(Exercise prompt) From the entries below, count every line that contains the word "ylabel". Please give the number and nothing else.
++++++++
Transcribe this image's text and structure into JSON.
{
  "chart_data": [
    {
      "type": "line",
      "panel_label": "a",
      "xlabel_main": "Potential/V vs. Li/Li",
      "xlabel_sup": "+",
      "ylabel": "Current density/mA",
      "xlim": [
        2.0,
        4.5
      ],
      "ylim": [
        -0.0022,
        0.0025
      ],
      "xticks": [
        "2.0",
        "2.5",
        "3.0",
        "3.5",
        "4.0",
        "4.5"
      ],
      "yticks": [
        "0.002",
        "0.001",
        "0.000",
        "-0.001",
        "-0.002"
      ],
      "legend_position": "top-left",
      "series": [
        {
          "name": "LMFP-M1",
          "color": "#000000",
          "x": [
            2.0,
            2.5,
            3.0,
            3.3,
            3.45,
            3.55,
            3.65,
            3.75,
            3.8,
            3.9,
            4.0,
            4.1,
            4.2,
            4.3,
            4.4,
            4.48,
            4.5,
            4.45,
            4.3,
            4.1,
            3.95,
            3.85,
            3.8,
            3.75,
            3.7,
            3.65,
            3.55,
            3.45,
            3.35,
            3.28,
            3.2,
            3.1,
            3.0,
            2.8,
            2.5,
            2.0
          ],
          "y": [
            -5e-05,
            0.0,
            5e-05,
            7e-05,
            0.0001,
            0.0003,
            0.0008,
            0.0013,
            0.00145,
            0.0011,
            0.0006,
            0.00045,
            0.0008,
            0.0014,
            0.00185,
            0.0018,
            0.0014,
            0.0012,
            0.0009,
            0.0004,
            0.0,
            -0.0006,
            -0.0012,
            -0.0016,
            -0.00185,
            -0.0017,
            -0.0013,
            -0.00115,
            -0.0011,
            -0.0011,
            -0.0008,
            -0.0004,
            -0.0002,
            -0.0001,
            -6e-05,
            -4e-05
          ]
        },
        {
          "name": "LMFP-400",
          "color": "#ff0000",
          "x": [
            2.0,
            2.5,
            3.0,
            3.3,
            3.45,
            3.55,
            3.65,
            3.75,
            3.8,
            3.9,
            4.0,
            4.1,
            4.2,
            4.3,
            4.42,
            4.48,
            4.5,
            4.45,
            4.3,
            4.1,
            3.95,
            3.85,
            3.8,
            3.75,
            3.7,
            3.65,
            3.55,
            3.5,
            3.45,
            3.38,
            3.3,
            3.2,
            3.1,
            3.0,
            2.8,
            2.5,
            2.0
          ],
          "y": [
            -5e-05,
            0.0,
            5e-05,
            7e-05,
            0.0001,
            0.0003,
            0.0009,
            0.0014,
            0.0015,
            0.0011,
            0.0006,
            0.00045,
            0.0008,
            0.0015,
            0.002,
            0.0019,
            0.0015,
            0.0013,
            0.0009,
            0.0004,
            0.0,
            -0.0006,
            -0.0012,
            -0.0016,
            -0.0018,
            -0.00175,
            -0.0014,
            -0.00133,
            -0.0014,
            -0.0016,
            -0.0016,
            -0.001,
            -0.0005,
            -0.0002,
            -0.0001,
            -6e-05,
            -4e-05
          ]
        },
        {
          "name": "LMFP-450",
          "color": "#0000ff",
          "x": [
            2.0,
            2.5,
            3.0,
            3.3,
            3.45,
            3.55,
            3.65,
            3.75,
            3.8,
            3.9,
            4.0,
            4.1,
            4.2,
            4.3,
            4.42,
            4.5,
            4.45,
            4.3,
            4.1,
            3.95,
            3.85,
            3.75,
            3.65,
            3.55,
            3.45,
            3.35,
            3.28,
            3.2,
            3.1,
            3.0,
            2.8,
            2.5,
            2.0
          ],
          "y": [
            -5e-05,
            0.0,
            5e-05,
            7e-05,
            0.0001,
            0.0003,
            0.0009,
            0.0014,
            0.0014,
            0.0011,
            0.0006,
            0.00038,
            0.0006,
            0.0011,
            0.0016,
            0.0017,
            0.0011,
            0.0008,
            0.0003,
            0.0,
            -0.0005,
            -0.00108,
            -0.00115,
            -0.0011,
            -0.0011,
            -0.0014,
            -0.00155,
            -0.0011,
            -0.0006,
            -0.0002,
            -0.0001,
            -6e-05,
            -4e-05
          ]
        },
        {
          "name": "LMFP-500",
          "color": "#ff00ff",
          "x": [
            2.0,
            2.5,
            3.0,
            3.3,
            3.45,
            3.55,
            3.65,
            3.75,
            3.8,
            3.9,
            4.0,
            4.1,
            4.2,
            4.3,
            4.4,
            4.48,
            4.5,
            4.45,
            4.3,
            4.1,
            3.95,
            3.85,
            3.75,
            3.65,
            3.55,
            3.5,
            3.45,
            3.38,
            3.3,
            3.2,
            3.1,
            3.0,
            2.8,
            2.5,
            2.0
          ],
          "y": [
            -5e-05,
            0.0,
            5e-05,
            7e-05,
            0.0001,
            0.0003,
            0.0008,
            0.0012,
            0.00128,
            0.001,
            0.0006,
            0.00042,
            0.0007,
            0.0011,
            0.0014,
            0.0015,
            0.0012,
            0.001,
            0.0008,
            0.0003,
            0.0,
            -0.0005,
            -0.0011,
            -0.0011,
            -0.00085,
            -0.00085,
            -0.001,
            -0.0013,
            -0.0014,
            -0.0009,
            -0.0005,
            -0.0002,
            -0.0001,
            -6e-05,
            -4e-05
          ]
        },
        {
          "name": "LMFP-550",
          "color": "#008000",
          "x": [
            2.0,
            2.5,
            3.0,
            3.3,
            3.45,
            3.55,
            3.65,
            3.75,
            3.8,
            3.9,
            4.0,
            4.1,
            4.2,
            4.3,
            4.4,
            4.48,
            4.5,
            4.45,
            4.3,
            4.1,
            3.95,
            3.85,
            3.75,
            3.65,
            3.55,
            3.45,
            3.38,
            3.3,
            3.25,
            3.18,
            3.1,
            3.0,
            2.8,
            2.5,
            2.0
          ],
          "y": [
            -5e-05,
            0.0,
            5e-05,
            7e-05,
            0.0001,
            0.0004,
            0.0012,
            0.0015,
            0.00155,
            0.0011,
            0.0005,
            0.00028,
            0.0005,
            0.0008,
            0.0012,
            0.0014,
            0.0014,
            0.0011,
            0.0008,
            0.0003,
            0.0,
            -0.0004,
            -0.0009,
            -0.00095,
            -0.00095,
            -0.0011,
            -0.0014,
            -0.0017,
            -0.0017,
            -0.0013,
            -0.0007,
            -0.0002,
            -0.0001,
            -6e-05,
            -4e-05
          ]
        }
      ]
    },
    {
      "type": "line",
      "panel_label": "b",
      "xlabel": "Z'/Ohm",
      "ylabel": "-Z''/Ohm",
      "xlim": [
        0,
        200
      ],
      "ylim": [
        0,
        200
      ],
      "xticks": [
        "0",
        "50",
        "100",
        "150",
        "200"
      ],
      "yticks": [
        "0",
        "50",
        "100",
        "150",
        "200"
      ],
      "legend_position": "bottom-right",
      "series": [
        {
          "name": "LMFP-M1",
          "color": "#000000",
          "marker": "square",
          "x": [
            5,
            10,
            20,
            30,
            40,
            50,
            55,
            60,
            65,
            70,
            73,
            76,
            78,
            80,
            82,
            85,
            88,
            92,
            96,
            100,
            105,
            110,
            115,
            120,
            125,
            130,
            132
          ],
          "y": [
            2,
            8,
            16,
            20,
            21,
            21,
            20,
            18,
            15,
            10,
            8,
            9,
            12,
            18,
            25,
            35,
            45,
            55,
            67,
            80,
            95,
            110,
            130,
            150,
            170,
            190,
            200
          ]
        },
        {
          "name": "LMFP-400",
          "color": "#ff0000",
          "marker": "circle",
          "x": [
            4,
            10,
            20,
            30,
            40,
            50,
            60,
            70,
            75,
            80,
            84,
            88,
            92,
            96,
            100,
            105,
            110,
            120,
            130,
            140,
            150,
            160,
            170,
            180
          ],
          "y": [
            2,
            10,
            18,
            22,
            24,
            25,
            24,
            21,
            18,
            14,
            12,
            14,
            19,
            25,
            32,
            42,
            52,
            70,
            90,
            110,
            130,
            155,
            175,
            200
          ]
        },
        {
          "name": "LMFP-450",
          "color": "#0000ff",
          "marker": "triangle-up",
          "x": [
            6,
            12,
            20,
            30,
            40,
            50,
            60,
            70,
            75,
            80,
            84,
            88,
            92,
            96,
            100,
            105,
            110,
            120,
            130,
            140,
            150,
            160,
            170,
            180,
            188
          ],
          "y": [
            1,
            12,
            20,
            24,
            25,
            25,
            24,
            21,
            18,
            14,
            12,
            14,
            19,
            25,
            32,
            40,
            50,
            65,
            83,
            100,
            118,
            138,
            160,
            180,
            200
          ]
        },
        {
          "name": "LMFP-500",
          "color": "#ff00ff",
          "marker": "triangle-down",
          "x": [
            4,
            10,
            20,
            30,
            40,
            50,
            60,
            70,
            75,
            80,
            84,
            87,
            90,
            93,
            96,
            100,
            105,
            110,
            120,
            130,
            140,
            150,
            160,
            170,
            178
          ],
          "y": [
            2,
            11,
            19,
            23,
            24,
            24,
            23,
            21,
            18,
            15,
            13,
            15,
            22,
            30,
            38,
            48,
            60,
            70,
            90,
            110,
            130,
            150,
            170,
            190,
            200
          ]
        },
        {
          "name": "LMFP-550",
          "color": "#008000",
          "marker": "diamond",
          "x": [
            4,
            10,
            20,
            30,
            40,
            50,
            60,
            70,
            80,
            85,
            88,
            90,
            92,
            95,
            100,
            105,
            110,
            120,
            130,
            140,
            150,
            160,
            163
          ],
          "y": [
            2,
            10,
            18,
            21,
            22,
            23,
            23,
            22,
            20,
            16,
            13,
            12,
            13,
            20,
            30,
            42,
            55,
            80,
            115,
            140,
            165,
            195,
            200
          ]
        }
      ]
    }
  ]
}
++++++++
(The answer) 2